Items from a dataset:

####

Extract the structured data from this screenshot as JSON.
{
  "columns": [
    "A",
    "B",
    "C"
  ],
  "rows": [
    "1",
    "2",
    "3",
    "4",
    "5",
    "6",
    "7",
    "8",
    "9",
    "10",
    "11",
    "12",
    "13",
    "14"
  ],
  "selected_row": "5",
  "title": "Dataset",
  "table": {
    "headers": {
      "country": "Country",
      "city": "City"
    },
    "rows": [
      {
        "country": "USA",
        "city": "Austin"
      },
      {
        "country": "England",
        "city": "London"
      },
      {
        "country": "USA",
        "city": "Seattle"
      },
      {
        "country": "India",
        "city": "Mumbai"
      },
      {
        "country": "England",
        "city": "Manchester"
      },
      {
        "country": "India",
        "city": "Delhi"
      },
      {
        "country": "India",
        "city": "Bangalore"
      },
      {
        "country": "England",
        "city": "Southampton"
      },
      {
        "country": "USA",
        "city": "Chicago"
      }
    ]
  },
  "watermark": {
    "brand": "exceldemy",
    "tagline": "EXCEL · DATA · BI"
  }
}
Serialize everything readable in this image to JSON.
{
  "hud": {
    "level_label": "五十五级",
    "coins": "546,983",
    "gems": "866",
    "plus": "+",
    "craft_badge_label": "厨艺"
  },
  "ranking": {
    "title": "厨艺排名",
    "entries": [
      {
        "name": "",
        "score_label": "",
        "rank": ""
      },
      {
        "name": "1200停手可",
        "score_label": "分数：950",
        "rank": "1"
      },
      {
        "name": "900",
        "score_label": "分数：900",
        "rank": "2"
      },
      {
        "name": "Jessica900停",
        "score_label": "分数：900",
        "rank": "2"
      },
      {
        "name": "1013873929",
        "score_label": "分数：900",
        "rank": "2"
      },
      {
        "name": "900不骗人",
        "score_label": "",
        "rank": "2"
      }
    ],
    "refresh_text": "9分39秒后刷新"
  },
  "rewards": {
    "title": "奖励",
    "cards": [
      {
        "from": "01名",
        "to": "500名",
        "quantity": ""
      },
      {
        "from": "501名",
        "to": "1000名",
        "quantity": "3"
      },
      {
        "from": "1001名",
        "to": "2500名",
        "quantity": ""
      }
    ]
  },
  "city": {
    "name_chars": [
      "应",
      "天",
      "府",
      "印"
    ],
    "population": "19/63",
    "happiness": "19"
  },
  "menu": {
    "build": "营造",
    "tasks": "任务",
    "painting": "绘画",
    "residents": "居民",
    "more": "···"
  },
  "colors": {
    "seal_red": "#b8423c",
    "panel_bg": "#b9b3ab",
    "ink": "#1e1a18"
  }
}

####

> Objective
Gather every line containing the word "this" and copy it.

> Exercise answer
Extract the structured data from this screenshot as JSON.
Serialize everything readable in this image to JSON.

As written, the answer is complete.